▸ **INSTRUCTIONS FOR THE TASK**
In the entries below, count every line containing "grid". Reply with the number alone.

++++++++++++++++++++

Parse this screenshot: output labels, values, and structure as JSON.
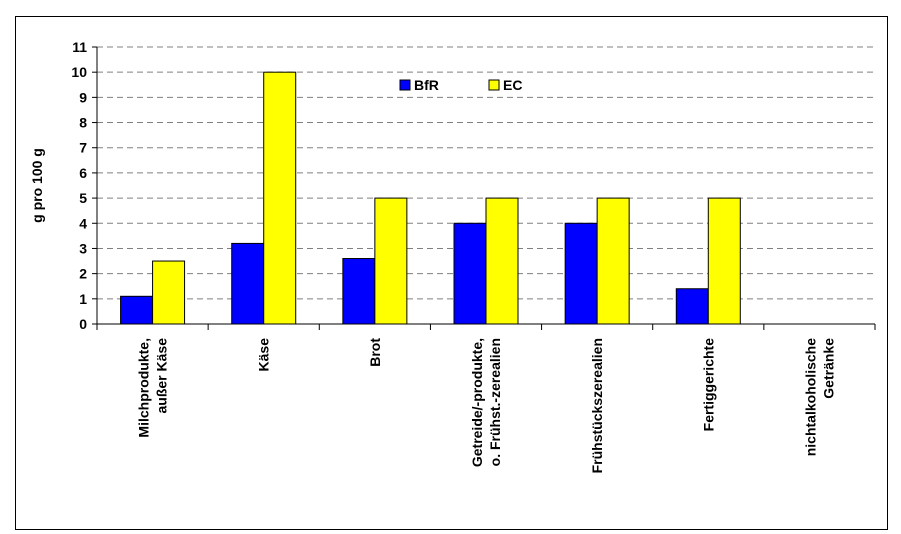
{
  "chart_data": {
    "type": "bar",
    "title": "",
    "xlabel": "",
    "ylabel": "g pro 100 g",
    "ylim": [
      0,
      11
    ],
    "yticks": [
      0,
      1,
      2,
      3,
      4,
      5,
      6,
      7,
      8,
      9,
      10,
      11
    ],
    "grid": "horizontal dashed",
    "legend_position": "top-center",
    "categories": [
      [
        "Milchprodukte,",
        "außer Käse"
      ],
      [
        "Käse"
      ],
      [
        "Brot"
      ],
      [
        "Getreide/-produkte,",
        "o. Frühst.-zerealien"
      ],
      [
        "Frühstückszerealien"
      ],
      [
        "Fertiggerichte"
      ],
      [
        "nichtalkoholische",
        "Getränke"
      ]
    ],
    "series": [
      {
        "name": "BfR",
        "color": "#0000ff",
        "values": [
          1.1,
          3.2,
          2.6,
          4.0,
          4.0,
          1.4,
          null
        ]
      },
      {
        "name": "EC",
        "color": "#ffff00",
        "values": [
          2.5,
          10.0,
          5.0,
          5.0,
          5.0,
          5.0,
          null
        ]
      }
    ]
  }
}
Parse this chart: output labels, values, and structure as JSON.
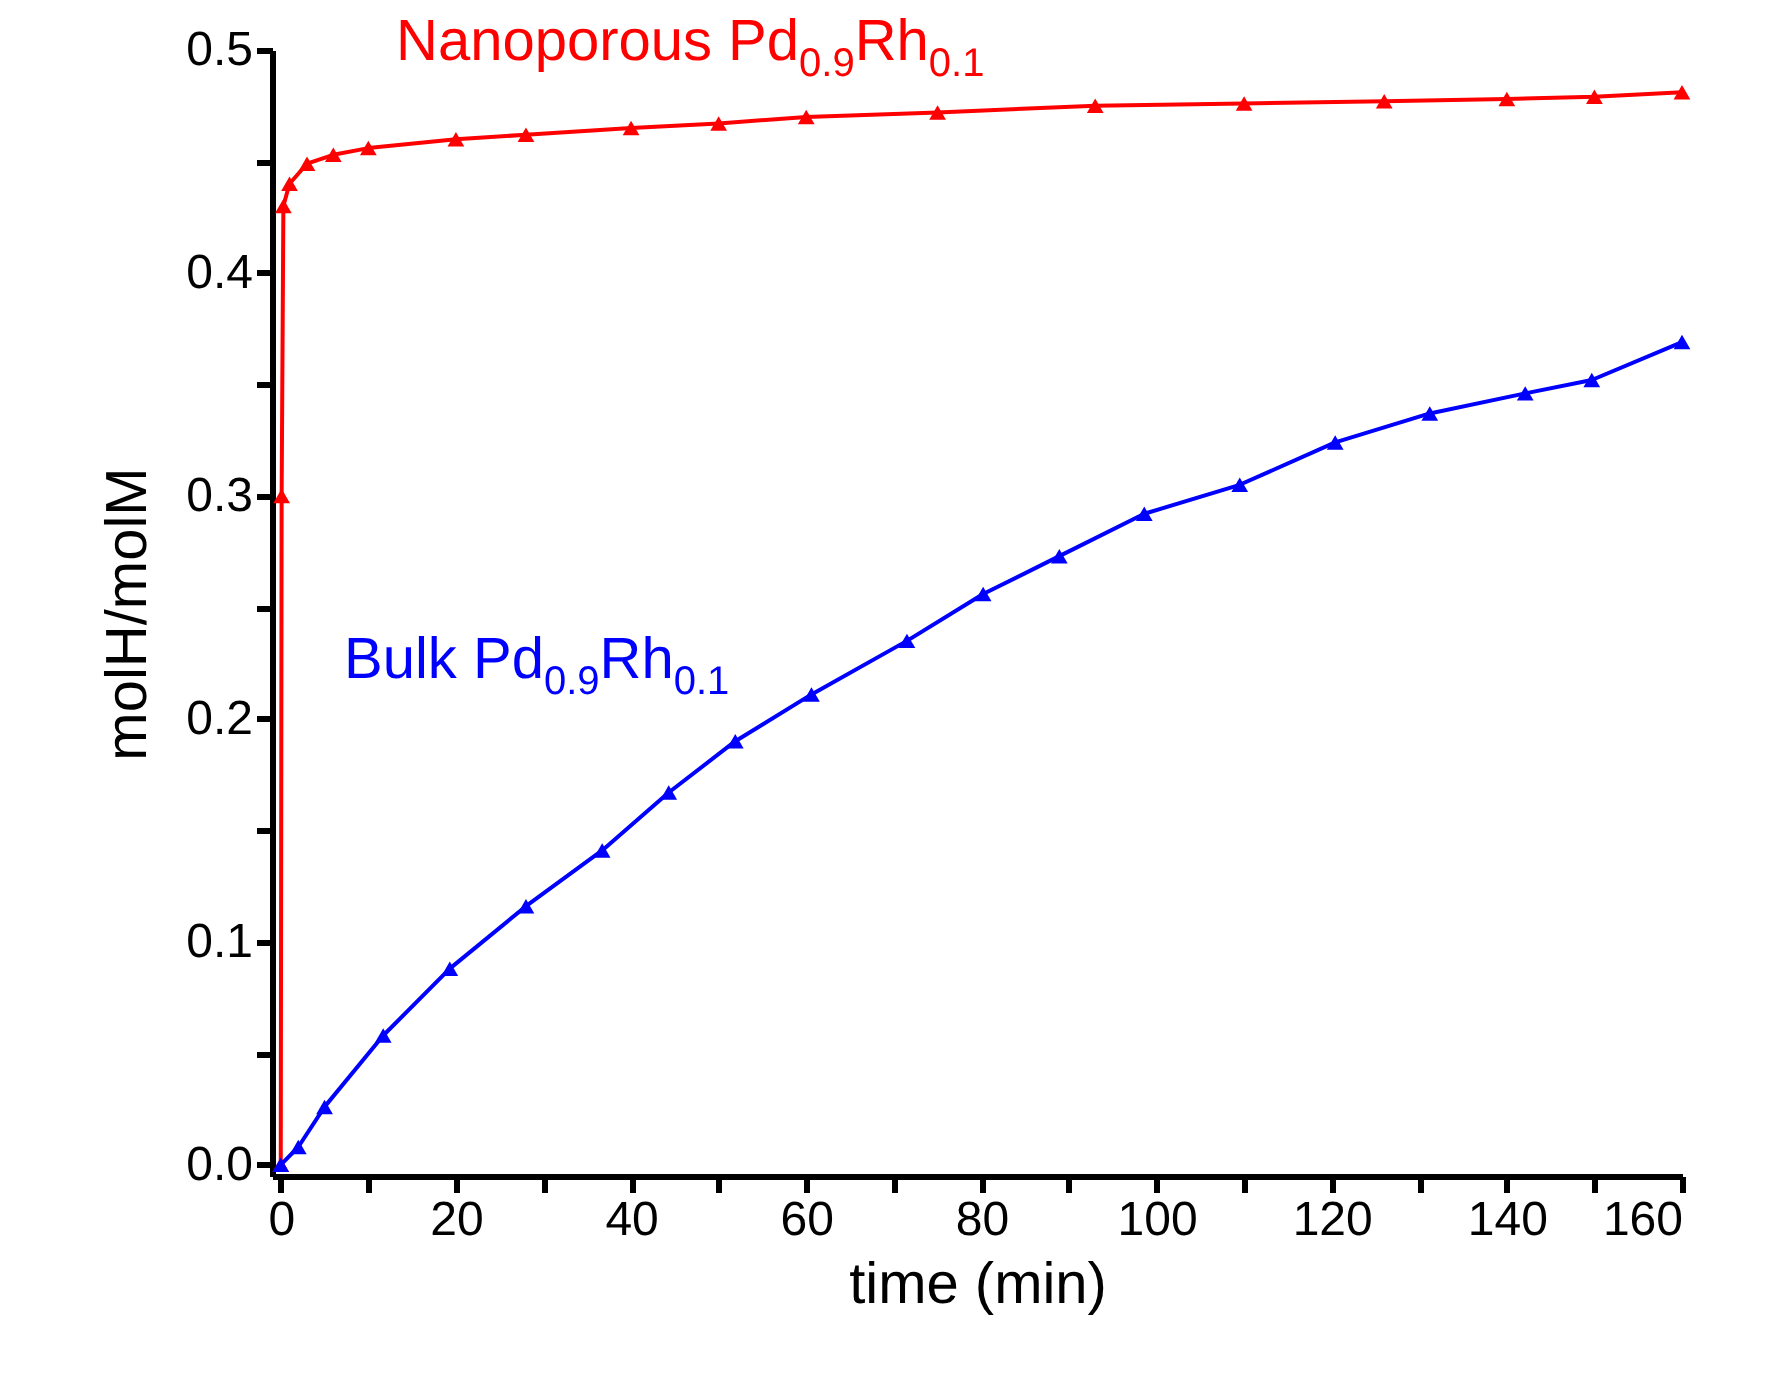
{
  "chart_data": {
    "type": "line",
    "xlabel": "time (min)",
    "ylabel": "molH/molM",
    "xlim": [
      -1,
      160
    ],
    "ylim": [
      -0.005,
      0.5
    ],
    "xticks": [
      0,
      {
        "value": 10,
        "label": null
      },
      20,
      {
        "value": 30,
        "label": null
      },
      40,
      {
        "value": 50,
        "label": null
      },
      60,
      {
        "value": 70,
        "label": null
      },
      80,
      {
        "value": 90,
        "label": null
      },
      100,
      {
        "value": 110,
        "label": null
      },
      120,
      {
        "value": 130,
        "label": null
      },
      140,
      {
        "value": 150,
        "label": null
      },
      160
    ],
    "yticks": [
      {
        "value": 0,
        "label": "0.0"
      },
      {
        "value": 0.05,
        "label": null
      },
      0.1,
      {
        "value": 0.15,
        "label": null
      },
      0.2,
      {
        "value": 0.25,
        "label": null
      },
      0.3,
      {
        "value": 0.35,
        "label": null
      },
      0.4,
      {
        "value": 0.45,
        "label": null
      },
      0.5
    ],
    "grid": false,
    "marker": "triangle",
    "line_style": "solid",
    "series": [
      {
        "name": "Nanoporous Pd$_{0.9}$Rh$_{0.1}$",
        "color": "#ff0000",
        "x": [
          0,
          0.1,
          0.3,
          1,
          3,
          6,
          10,
          20,
          28,
          40,
          50,
          60,
          75,
          93,
          110,
          126,
          140,
          150,
          160
        ],
        "values": [
          0,
          0.3,
          0.43,
          0.44,
          0.449,
          0.453,
          0.456,
          0.46,
          0.462,
          0.465,
          0.467,
          0.47,
          0.472,
          0.475,
          0.476,
          0.477,
          0.478,
          0.479,
          0.481
        ]
      },
      {
        "name": "Bulk Pd$_{0.9}$Rh$_{0.1}$",
        "color": "#0000ff",
        "x": [
          0,
          2,
          5,
          11.7,
          19.3,
          28,
          36.7,
          44.3,
          51.9,
          60.6,
          71.5,
          80.2,
          88.9,
          98.6,
          109.5,
          120.4,
          131.2,
          142.1,
          149.7,
          160
        ],
        "values": [
          0,
          0.008,
          0.026,
          0.058,
          0.088,
          0.116,
          0.141,
          0.167,
          0.19,
          0.211,
          0.235,
          0.256,
          0.273,
          0.292,
          0.305,
          0.324,
          0.337,
          0.346,
          0.352,
          0.369
        ]
      }
    ]
  }
}
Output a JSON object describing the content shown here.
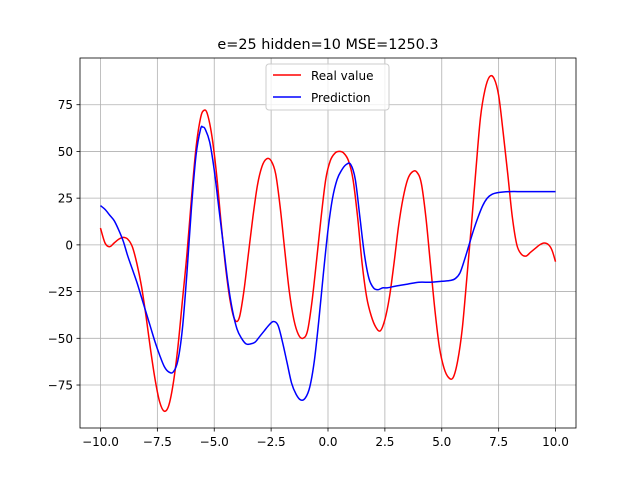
{
  "chart_data": {
    "type": "line",
    "title": "e=25 hidden=10 MSE=1250.3",
    "xlabel": "",
    "ylabel": "",
    "xlim": [
      -10.9,
      10.9
    ],
    "ylim": [
      -98,
      100
    ],
    "xticks": [
      -10.0,
      -7.5,
      -5.0,
      -2.5,
      0.0,
      2.5,
      5.0,
      7.5,
      10.0
    ],
    "xtick_labels": [
      "−10.0",
      "−7.5",
      "−5.0",
      "−2.5",
      "0.0",
      "2.5",
      "5.0",
      "7.5",
      "10.0"
    ],
    "yticks": [
      -75,
      -50,
      -25,
      0,
      25,
      50,
      75
    ],
    "ytick_labels": [
      "−75",
      "−50",
      "−25",
      "0",
      "25",
      "50",
      "75"
    ],
    "grid": true,
    "legend_position": "upper center",
    "series": [
      {
        "name": "Real value",
        "color": "#ff0000",
        "points": [
          [
            -10,
            9
          ],
          [
            -9.8,
            1
          ],
          [
            -9.6,
            -1
          ],
          [
            -9.4,
            1
          ],
          [
            -9.2,
            3
          ],
          [
            -9,
            4
          ],
          [
            -8.8,
            3
          ],
          [
            -8.6,
            -1
          ],
          [
            -8.4,
            -10
          ],
          [
            -8.2,
            -22
          ],
          [
            -8,
            -38
          ],
          [
            -7.8,
            -56
          ],
          [
            -7.6,
            -72
          ],
          [
            -7.4,
            -84
          ],
          [
            -7.2,
            -89
          ],
          [
            -7,
            -86
          ],
          [
            -6.8,
            -74
          ],
          [
            -6.6,
            -55
          ],
          [
            -6.4,
            -30
          ],
          [
            -6.2,
            -5
          ],
          [
            -6,
            25
          ],
          [
            -5.8,
            52
          ],
          [
            -5.6,
            68
          ],
          [
            -5.45,
            72
          ],
          [
            -5.3,
            70
          ],
          [
            -5.1,
            58
          ],
          [
            -4.9,
            38
          ],
          [
            -4.7,
            12
          ],
          [
            -4.5,
            -12
          ],
          [
            -4.3,
            -30
          ],
          [
            -4.1,
            -40
          ],
          [
            -3.9,
            -39
          ],
          [
            -3.7,
            -25
          ],
          [
            -3.5,
            -5
          ],
          [
            -3.3,
            15
          ],
          [
            -3.1,
            32
          ],
          [
            -2.9,
            42
          ],
          [
            -2.7,
            46
          ],
          [
            -2.5,
            45
          ],
          [
            -2.3,
            38
          ],
          [
            -2.1,
            20
          ],
          [
            -1.9,
            -3
          ],
          [
            -1.7,
            -25
          ],
          [
            -1.5,
            -40
          ],
          [
            -1.3,
            -48
          ],
          [
            -1.1,
            -50
          ],
          [
            -0.9,
            -46
          ],
          [
            -0.7,
            -30
          ],
          [
            -0.5,
            -8
          ],
          [
            -0.3,
            15
          ],
          [
            -0.1,
            35
          ],
          [
            0.1,
            45
          ],
          [
            0.3,
            49
          ],
          [
            0.5,
            50
          ],
          [
            0.7,
            49
          ],
          [
            0.9,
            45
          ],
          [
            1.1,
            35
          ],
          [
            1.3,
            15
          ],
          [
            1.5,
            -10
          ],
          [
            1.7,
            -28
          ],
          [
            1.9,
            -38
          ],
          [
            2.1,
            -44
          ],
          [
            2.3,
            -46
          ],
          [
            2.5,
            -40
          ],
          [
            2.7,
            -28
          ],
          [
            2.9,
            -10
          ],
          [
            3.1,
            10
          ],
          [
            3.3,
            25
          ],
          [
            3.5,
            35
          ],
          [
            3.7,
            39
          ],
          [
            3.9,
            39
          ],
          [
            4.1,
            33
          ],
          [
            4.3,
            15
          ],
          [
            4.5,
            -10
          ],
          [
            4.7,
            -35
          ],
          [
            4.9,
            -55
          ],
          [
            5.1,
            -66
          ],
          [
            5.3,
            -71
          ],
          [
            5.5,
            -71
          ],
          [
            5.7,
            -62
          ],
          [
            5.9,
            -45
          ],
          [
            6.1,
            -18
          ],
          [
            6.3,
            10
          ],
          [
            6.5,
            40
          ],
          [
            6.7,
            68
          ],
          [
            6.9,
            83
          ],
          [
            7.1,
            90
          ],
          [
            7.3,
            89
          ],
          [
            7.5,
            80
          ],
          [
            7.7,
            60
          ],
          [
            7.9,
            38
          ],
          [
            8.1,
            15
          ],
          [
            8.3,
            0
          ],
          [
            8.5,
            -5
          ],
          [
            8.7,
            -6
          ],
          [
            8.9,
            -4
          ],
          [
            9.1,
            -2
          ],
          [
            9.3,
            0
          ],
          [
            9.5,
            1
          ],
          [
            9.7,
            0
          ],
          [
            9.85,
            -3
          ],
          [
            10,
            -9
          ]
        ]
      },
      {
        "name": "Prediction",
        "color": "#0000ff",
        "points": [
          [
            -10,
            21
          ],
          [
            -9.8,
            19
          ],
          [
            -9.6,
            16
          ],
          [
            -9.4,
            13
          ],
          [
            -9.2,
            8
          ],
          [
            -9,
            2
          ],
          [
            -8.8,
            -6
          ],
          [
            -8.6,
            -13
          ],
          [
            -8.4,
            -20
          ],
          [
            -8.2,
            -28
          ],
          [
            -8,
            -36
          ],
          [
            -7.8,
            -44
          ],
          [
            -7.6,
            -52
          ],
          [
            -7.4,
            -59
          ],
          [
            -7.2,
            -65
          ],
          [
            -7,
            -68
          ],
          [
            -6.8,
            -68
          ],
          [
            -6.6,
            -62
          ],
          [
            -6.4,
            -45
          ],
          [
            -6.2,
            -15
          ],
          [
            -6,
            20
          ],
          [
            -5.8,
            48
          ],
          [
            -5.6,
            62
          ],
          [
            -5.5,
            63
          ],
          [
            -5.4,
            62
          ],
          [
            -5.2,
            55
          ],
          [
            -5,
            40
          ],
          [
            -4.8,
            20
          ],
          [
            -4.6,
            0
          ],
          [
            -4.4,
            -20
          ],
          [
            -4.2,
            -35
          ],
          [
            -4,
            -45
          ],
          [
            -3.8,
            -50
          ],
          [
            -3.6,
            -53
          ],
          [
            -3.4,
            -53
          ],
          [
            -3.2,
            -52
          ],
          [
            -3,
            -49
          ],
          [
            -2.8,
            -46
          ],
          [
            -2.6,
            -43
          ],
          [
            -2.4,
            -41
          ],
          [
            -2.2,
            -43
          ],
          [
            -2,
            -52
          ],
          [
            -1.8,
            -63
          ],
          [
            -1.6,
            -74
          ],
          [
            -1.4,
            -80
          ],
          [
            -1.2,
            -83
          ],
          [
            -1,
            -82
          ],
          [
            -0.8,
            -76
          ],
          [
            -0.6,
            -62
          ],
          [
            -0.4,
            -40
          ],
          [
            -0.2,
            -15
          ],
          [
            0,
            8
          ],
          [
            0.2,
            25
          ],
          [
            0.4,
            35
          ],
          [
            0.6,
            40
          ],
          [
            0.8,
            43
          ],
          [
            1,
            43
          ],
          [
            1.2,
            35
          ],
          [
            1.4,
            15
          ],
          [
            1.6,
            -5
          ],
          [
            1.8,
            -18
          ],
          [
            2,
            -23
          ],
          [
            2.2,
            -24
          ],
          [
            2.4,
            -23
          ],
          [
            2.6,
            -23
          ],
          [
            3,
            -22
          ],
          [
            3.5,
            -21
          ],
          [
            4,
            -20
          ],
          [
            4.5,
            -20
          ],
          [
            5,
            -19.5
          ],
          [
            5.4,
            -19
          ],
          [
            5.6,
            -18
          ],
          [
            5.8,
            -15
          ],
          [
            6,
            -8
          ],
          [
            6.2,
            0
          ],
          [
            6.4,
            8
          ],
          [
            6.6,
            15
          ],
          [
            6.8,
            21
          ],
          [
            7,
            25
          ],
          [
            7.2,
            27
          ],
          [
            7.5,
            28
          ],
          [
            8,
            28.5
          ],
          [
            8.5,
            28.5
          ],
          [
            9,
            28.5
          ],
          [
            9.5,
            28.5
          ],
          [
            10,
            28.5
          ]
        ]
      }
    ]
  }
}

++++++++++++++++++++

▸ **TASK RESPONSE**
3